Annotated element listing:
====================
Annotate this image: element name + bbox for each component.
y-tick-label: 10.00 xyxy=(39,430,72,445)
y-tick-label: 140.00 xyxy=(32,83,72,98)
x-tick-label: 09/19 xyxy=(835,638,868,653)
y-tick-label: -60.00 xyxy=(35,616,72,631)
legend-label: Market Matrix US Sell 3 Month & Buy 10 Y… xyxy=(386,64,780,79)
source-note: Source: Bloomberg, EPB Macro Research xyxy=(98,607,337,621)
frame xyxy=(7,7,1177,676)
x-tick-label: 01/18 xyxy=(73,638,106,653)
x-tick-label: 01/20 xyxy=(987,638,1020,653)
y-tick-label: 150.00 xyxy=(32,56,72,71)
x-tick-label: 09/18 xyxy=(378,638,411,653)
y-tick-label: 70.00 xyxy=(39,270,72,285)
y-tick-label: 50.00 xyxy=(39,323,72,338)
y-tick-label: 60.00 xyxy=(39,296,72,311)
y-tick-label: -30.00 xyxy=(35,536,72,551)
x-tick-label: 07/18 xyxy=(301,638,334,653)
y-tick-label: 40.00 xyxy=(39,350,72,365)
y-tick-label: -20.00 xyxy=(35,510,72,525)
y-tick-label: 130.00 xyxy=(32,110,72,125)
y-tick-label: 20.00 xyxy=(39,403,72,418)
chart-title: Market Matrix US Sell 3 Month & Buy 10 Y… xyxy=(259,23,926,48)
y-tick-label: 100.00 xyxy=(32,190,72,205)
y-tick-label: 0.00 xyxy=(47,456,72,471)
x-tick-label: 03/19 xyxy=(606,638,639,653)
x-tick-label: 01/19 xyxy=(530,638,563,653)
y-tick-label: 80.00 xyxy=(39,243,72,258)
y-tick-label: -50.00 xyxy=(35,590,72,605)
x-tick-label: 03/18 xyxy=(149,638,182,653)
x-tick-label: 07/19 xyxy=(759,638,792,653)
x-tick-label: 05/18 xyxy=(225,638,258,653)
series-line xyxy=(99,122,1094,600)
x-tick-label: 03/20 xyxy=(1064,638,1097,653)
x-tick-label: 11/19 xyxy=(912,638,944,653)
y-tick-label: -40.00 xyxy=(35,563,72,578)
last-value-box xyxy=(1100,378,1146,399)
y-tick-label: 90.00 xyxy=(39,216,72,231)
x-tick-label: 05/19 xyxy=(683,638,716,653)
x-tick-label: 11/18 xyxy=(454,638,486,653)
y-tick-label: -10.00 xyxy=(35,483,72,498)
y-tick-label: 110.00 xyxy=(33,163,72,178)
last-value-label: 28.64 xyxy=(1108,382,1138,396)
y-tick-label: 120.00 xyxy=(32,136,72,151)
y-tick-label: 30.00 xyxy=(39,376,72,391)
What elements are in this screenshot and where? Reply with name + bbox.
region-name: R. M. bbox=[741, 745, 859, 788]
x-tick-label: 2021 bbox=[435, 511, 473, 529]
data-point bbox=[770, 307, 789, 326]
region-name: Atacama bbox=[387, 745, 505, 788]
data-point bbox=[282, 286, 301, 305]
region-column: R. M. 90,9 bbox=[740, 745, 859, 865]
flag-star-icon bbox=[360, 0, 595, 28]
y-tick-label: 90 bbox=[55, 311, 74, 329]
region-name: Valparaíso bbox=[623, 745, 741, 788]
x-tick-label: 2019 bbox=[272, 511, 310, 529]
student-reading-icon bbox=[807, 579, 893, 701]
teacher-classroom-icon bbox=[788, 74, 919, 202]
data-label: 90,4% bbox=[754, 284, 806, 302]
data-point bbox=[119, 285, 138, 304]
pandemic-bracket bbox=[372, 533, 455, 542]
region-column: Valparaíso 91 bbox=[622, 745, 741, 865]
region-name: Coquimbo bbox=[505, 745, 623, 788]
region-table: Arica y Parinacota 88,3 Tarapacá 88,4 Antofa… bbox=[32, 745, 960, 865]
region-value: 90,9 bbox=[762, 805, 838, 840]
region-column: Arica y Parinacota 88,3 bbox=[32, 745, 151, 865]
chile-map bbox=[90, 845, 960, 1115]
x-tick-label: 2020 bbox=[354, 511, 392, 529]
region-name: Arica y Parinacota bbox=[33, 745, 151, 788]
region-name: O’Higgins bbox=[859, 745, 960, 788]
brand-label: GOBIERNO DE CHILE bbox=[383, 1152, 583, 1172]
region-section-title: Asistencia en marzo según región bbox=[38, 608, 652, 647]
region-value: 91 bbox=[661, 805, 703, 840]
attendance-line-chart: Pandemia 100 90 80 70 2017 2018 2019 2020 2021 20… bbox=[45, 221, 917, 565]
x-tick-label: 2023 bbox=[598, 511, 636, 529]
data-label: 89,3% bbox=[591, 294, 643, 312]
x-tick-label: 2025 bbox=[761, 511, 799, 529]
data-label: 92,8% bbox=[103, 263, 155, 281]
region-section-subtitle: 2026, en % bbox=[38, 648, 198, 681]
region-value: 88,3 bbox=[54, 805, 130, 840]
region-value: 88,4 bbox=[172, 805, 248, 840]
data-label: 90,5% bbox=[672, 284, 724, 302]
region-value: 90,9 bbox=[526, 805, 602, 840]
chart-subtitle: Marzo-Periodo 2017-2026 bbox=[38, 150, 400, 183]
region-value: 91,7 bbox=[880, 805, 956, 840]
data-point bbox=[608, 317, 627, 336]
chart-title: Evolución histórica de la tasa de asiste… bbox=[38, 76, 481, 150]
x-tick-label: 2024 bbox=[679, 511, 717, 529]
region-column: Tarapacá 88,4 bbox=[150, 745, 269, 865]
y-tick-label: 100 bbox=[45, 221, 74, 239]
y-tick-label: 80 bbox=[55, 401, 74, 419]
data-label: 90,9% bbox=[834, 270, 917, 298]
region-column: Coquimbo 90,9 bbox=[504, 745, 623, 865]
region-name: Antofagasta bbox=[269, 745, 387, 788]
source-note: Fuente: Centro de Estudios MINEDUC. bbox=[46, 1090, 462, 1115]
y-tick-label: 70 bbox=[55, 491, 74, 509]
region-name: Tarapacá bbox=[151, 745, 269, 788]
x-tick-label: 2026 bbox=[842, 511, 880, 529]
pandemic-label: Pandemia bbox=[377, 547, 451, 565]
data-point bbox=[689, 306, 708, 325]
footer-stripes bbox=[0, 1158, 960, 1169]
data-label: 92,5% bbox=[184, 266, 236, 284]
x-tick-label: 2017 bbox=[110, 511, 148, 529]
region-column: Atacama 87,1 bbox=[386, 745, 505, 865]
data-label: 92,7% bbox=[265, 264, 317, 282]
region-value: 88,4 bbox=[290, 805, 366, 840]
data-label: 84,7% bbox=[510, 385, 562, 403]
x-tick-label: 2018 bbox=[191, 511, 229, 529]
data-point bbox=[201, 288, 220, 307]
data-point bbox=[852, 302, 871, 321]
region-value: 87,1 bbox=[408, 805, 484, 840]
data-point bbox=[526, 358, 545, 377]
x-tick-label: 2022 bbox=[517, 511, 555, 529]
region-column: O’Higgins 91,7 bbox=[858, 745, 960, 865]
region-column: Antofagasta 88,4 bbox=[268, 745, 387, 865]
====================
> _What to do_
Extract every line of the listing above and reproduce each one verbatim, with no changes.

> _Result of the task_
Annotate this image: element name + bbox for each component.
y-tick-label: 10.00 xyxy=(39,430,72,445)
y-tick-label: 140.00 xyxy=(32,83,72,98)
x-tick-label: 09/19 xyxy=(835,638,868,653)
y-tick-label: -60.00 xyxy=(35,616,72,631)
legend-label: Market Matrix US Sell 3 Month & Buy 10 Y… xyxy=(386,64,780,79)
source-note: Source: Bloomberg, EPB Macro Research xyxy=(98,607,337,621)
frame xyxy=(7,7,1177,676)
x-tick-label: 01/18 xyxy=(73,638,106,653)
x-tick-label: 01/20 xyxy=(987,638,1020,653)
y-tick-label: 150.00 xyxy=(32,56,72,71)
x-tick-label: 09/18 xyxy=(378,638,411,653)
y-tick-label: 70.00 xyxy=(39,270,72,285)
y-tick-label: 50.00 xyxy=(39,323,72,338)
y-tick-label: 60.00 xyxy=(39,296,72,311)
y-tick-label: -30.00 xyxy=(35,536,72,551)
x-tick-label: 07/18 xyxy=(301,638,334,653)
y-tick-label: 40.00 xyxy=(39,350,72,365)
y-tick-label: -20.00 xyxy=(35,510,72,525)
y-tick-label: 130.00 xyxy=(32,110,72,125)
y-tick-label: 20.00 xyxy=(39,403,72,418)
chart-title: Market Matrix US Sell 3 Month & Buy 10 Y… xyxy=(259,23,926,48)
y-tick-label: 100.00 xyxy=(32,190,72,205)
y-tick-label: 0.00 xyxy=(47,456,72,471)
x-tick-label: 03/19 xyxy=(606,638,639,653)
x-tick-label: 01/19 xyxy=(530,638,563,653)
y-tick-label: 80.00 xyxy=(39,243,72,258)
y-tick-label: -50.00 xyxy=(35,590,72,605)
x-tick-label: 03/18 xyxy=(149,638,182,653)
x-tick-label: 07/19 xyxy=(759,638,792,653)
x-tick-label: 05/18 xyxy=(225,638,258,653)
series-line xyxy=(99,122,1094,600)
x-tick-label: 03/20 xyxy=(1064,638,1097,653)
x-tick-label: 11/19 xyxy=(912,638,944,653)
y-tick-label: -40.00 xyxy=(35,563,72,578)
last-value-box xyxy=(1100,378,1146,399)
y-tick-label: 90.00 xyxy=(39,216,72,231)
x-tick-label: 05/19 xyxy=(683,638,716,653)
x-tick-label: 11/18 xyxy=(454,638,486,653)
y-tick-label: -10.00 xyxy=(35,483,72,498)
y-tick-label: 110.00 xyxy=(33,163,72,178)
last-value-label: 28.64 xyxy=(1108,382,1138,396)
y-tick-label: 120.00 xyxy=(32,136,72,151)
y-tick-label: 30.00 xyxy=(39,376,72,391)
What elements are in this screenshot and where? Reply with name + bbox.
region-name: R. M. bbox=[741, 745, 859, 788]
x-tick-label: 2021 bbox=[435, 511, 473, 529]
data-point bbox=[770, 307, 789, 326]
region-name: Atacama bbox=[387, 745, 505, 788]
data-point bbox=[282, 286, 301, 305]
region-column: R. M. 90,9 bbox=[740, 745, 859, 865]
flag-star-icon bbox=[360, 0, 595, 28]
y-tick-label: 90 bbox=[55, 311, 74, 329]
region-name: Valparaíso bbox=[623, 745, 741, 788]
x-tick-label: 2019 bbox=[272, 511, 310, 529]
student-reading-icon bbox=[807, 579, 893, 701]
teacher-classroom-icon bbox=[788, 74, 919, 202]
data-label: 90,4% bbox=[754, 284, 806, 302]
data-point bbox=[119, 285, 138, 304]
pandemic-bracket bbox=[372, 533, 455, 542]
region-column: Valparaíso 91 bbox=[622, 745, 741, 865]
region-name: Coquimbo bbox=[505, 745, 623, 788]
region-table: Arica y Parinacota 88,3 Tarapacá 88,4 Antofa… bbox=[32, 745, 960, 865]
region-value: 90,9 bbox=[762, 805, 838, 840]
region-column: Arica y Parinacota 88,3 bbox=[32, 745, 151, 865]
chile-map bbox=[90, 845, 960, 1115]
x-tick-label: 2020 bbox=[354, 511, 392, 529]
region-name: Arica y Parinacota bbox=[33, 745, 151, 788]
region-name: O’Higgins bbox=[859, 745, 960, 788]
brand-label: GOBIERNO DE CHILE bbox=[383, 1152, 583, 1172]
region-section-title: Asistencia en marzo según región bbox=[38, 608, 652, 647]
region-value: 91 bbox=[661, 805, 703, 840]
attendance-line-chart: Pandemia 100 90 80 70 2017 2018 2019 2020 2021 20… bbox=[45, 221, 917, 565]
x-tick-label: 2023 bbox=[598, 511, 636, 529]
data-label: 89,3% bbox=[591, 294, 643, 312]
x-tick-label: 2025 bbox=[761, 511, 799, 529]
data-label: 92,8% bbox=[103, 263, 155, 281]
region-section-subtitle: 2026, en % bbox=[38, 648, 198, 681]
region-value: 88,3 bbox=[54, 805, 130, 840]
region-value: 88,4 bbox=[172, 805, 248, 840]
data-label: 90,5% bbox=[672, 284, 724, 302]
region-value: 90,9 bbox=[526, 805, 602, 840]
chart-subtitle: Marzo-Periodo 2017-2026 bbox=[38, 150, 400, 183]
region-value: 91,7 bbox=[880, 805, 956, 840]
data-point bbox=[608, 317, 627, 336]
chart-title: Evolución histórica de la tasa de asiste… bbox=[38, 76, 481, 150]
x-tick-label: 2024 bbox=[679, 511, 717, 529]
region-column: Tarapacá 88,4 bbox=[150, 745, 269, 865]
y-tick-label: 100 bbox=[45, 221, 74, 239]
y-tick-label: 80 bbox=[55, 401, 74, 419]
data-label: 90,9% bbox=[834, 270, 917, 298]
region-column: Coquimbo 90,9 bbox=[504, 745, 623, 865]
region-name: Antofagasta bbox=[269, 745, 387, 788]
source-note: Fuente: Centro de Estudios MINEDUC. bbox=[46, 1090, 462, 1115]
y-tick-label: 70 bbox=[55, 491, 74, 509]
region-name: Tarapacá bbox=[151, 745, 269, 788]
x-tick-label: 2026 bbox=[842, 511, 880, 529]
pandemic-label: Pandemia bbox=[377, 547, 451, 565]
data-point bbox=[689, 306, 708, 325]
footer-stripes bbox=[0, 1158, 960, 1169]
data-label: 92,5% bbox=[184, 266, 236, 284]
x-tick-label: 2017 bbox=[110, 511, 148, 529]
region-column: Atacama 87,1 bbox=[386, 745, 505, 865]
data-label: 92,7% bbox=[265, 264, 317, 282]
region-value: 88,4 bbox=[290, 805, 366, 840]
data-label: 84,7% bbox=[510, 385, 562, 403]
x-tick-label: 2018 bbox=[191, 511, 229, 529]
data-point bbox=[201, 288, 220, 307]
data-point bbox=[852, 302, 871, 321]
region-value: 87,1 bbox=[408, 805, 484, 840]
data-point bbox=[526, 358, 545, 377]
x-tick-label: 2022 bbox=[517, 511, 555, 529]
region-column: O’Higgins 91,7 bbox=[858, 745, 960, 865]
region-column: Antofagasta 88,4 bbox=[268, 745, 387, 865]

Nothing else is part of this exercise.